Pick out every line in the data below that holds "Sample".

Data records:

— BEGIN —

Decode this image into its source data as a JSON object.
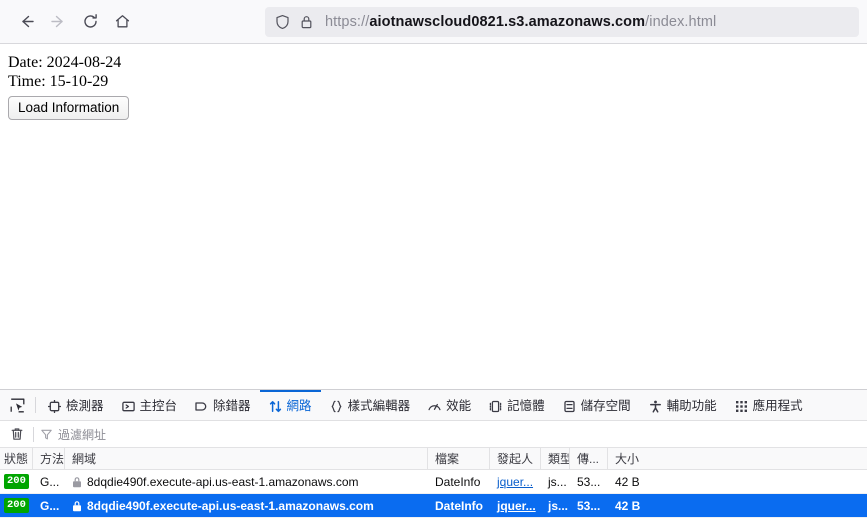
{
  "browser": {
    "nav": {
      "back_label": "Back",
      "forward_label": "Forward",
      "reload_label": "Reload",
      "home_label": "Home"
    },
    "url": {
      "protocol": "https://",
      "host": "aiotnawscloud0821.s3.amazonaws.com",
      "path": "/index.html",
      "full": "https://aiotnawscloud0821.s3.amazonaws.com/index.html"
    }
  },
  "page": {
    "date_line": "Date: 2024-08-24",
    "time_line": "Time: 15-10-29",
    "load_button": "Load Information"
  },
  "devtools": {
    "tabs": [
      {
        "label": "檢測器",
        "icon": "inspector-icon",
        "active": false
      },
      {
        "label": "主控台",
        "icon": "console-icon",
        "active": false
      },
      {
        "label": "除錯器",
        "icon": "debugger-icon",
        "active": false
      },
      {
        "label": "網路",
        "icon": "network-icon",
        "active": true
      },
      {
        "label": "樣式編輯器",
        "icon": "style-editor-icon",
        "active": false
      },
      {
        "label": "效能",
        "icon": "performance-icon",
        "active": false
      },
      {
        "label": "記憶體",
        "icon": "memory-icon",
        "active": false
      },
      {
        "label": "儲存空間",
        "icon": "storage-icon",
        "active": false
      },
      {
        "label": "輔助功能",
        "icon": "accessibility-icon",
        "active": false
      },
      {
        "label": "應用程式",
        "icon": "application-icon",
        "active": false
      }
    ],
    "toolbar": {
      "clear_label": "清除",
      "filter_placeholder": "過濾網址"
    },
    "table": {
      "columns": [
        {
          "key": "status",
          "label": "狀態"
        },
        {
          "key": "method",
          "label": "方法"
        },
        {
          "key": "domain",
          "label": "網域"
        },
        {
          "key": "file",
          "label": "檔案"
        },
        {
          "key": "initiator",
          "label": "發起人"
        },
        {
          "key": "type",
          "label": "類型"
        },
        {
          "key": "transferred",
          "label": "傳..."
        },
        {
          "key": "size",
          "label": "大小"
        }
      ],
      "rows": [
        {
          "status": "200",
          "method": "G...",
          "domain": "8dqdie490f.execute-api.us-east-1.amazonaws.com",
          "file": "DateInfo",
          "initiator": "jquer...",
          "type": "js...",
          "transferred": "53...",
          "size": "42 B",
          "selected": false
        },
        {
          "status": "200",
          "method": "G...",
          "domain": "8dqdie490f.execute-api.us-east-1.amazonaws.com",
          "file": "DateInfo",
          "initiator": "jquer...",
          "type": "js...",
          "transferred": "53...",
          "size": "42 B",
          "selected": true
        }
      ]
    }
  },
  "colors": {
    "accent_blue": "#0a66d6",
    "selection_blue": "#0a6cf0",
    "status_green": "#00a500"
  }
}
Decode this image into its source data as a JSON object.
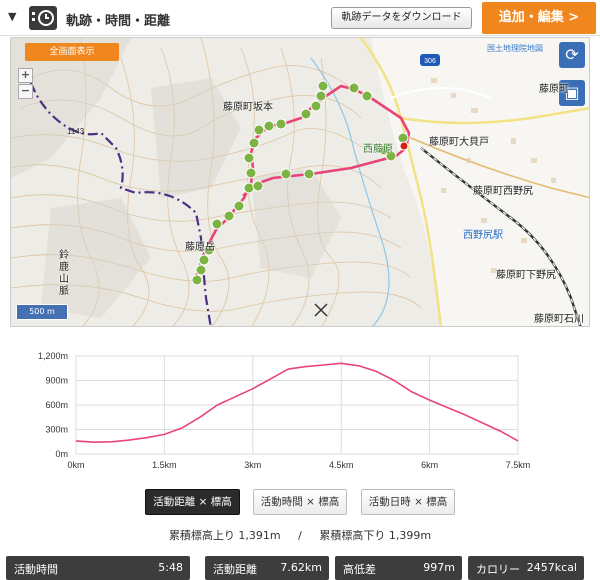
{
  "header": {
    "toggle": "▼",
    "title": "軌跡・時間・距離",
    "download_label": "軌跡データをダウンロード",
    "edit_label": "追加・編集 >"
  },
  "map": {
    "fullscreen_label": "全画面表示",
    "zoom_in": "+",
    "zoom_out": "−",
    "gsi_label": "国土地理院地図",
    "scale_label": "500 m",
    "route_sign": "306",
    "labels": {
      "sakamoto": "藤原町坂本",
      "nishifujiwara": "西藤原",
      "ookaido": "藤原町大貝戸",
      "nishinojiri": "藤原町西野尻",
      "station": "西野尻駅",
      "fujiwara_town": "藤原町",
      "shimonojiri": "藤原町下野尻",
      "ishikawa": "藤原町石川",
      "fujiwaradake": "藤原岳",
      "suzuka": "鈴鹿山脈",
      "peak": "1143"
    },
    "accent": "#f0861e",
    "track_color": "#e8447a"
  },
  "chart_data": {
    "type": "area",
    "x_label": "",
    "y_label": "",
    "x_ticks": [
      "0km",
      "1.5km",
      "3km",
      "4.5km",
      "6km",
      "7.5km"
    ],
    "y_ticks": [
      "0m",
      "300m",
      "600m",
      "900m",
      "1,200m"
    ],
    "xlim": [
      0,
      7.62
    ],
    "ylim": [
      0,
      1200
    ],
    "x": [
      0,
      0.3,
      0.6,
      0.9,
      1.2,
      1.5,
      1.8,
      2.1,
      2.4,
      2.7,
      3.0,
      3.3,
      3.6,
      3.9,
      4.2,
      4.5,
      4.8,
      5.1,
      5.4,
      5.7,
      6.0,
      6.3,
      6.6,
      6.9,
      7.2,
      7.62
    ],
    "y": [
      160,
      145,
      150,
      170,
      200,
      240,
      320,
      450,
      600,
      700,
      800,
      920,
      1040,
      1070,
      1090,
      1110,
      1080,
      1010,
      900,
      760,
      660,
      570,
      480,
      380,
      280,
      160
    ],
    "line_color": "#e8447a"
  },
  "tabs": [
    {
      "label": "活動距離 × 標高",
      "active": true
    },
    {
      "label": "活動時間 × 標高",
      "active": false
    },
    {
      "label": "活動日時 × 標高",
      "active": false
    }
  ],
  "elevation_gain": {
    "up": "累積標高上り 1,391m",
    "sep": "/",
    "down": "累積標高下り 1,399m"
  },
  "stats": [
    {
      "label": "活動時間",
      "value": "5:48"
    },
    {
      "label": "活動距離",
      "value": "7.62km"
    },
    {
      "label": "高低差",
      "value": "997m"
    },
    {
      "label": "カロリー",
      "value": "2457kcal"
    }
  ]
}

— END —
— BEGIN —

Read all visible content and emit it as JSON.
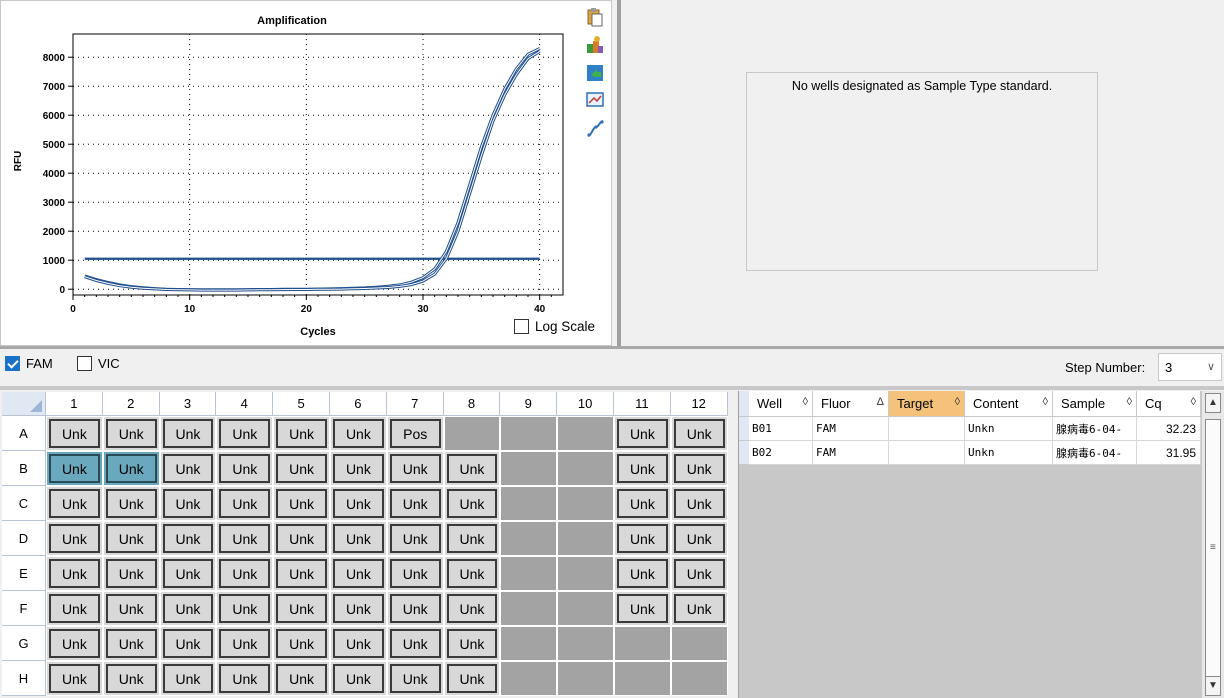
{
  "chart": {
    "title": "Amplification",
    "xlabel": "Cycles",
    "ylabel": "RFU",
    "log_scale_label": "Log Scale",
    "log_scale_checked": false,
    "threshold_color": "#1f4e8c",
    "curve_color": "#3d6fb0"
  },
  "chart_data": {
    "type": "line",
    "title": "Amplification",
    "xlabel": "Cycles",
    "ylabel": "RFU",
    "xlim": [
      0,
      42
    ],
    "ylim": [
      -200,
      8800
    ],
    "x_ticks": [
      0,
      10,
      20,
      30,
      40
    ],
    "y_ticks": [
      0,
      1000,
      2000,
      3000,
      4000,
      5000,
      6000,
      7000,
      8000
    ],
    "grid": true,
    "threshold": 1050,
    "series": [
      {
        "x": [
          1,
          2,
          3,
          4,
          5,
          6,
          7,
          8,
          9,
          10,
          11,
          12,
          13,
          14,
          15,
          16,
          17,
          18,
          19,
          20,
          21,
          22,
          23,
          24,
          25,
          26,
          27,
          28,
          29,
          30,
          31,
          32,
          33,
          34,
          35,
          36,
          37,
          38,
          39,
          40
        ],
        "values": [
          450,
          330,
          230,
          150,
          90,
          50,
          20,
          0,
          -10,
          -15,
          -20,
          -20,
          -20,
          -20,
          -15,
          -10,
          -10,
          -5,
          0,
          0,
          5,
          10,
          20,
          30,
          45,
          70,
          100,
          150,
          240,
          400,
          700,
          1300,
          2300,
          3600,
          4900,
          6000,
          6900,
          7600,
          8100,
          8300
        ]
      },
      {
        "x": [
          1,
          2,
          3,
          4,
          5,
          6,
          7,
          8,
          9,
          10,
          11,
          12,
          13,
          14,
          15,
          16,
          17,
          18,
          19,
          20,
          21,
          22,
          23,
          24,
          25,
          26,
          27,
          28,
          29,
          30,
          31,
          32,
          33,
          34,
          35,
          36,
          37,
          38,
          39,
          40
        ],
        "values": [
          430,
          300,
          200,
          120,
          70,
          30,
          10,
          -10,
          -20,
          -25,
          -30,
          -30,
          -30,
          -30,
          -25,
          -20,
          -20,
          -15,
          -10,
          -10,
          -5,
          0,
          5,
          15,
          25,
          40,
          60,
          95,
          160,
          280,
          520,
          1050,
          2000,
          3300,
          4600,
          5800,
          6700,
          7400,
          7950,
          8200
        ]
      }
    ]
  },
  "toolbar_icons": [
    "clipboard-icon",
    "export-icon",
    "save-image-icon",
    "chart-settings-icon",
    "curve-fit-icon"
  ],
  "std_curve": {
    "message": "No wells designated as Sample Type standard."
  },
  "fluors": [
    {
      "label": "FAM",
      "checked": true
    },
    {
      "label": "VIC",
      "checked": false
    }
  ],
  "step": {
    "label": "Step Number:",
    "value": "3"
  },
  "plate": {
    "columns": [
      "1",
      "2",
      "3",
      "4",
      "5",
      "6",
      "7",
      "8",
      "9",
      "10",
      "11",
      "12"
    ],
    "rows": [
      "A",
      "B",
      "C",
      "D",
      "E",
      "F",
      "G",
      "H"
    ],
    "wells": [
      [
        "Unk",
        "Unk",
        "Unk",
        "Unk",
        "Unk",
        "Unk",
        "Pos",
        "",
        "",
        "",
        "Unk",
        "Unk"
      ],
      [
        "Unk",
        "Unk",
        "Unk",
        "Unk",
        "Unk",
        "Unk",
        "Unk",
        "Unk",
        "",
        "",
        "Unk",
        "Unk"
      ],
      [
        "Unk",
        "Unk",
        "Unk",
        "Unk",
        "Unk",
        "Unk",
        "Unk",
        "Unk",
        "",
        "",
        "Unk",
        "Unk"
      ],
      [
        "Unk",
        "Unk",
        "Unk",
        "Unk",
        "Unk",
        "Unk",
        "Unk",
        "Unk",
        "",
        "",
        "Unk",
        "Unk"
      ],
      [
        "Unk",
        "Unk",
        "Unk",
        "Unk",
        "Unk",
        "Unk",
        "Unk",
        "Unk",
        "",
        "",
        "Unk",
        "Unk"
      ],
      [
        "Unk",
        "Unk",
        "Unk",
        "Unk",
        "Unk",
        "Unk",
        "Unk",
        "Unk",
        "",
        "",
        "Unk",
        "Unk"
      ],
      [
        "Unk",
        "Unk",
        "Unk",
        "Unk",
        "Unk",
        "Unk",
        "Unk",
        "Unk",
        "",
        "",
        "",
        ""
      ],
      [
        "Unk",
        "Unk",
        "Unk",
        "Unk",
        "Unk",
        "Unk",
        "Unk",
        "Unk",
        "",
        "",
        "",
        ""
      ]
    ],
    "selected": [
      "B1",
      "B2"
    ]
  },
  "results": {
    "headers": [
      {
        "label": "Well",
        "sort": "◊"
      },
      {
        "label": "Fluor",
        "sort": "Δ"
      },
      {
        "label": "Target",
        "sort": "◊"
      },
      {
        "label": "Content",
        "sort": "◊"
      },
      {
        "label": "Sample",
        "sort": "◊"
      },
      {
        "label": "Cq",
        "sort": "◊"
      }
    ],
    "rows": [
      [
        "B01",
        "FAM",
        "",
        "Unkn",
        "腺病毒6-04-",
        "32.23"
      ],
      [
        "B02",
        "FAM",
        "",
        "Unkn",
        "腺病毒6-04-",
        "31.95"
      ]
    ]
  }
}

— END —

• **OUTPUT FOR THIS EXERCISE**
    "message": "No wells designated as Sample Type standard."
        "label": "Sample",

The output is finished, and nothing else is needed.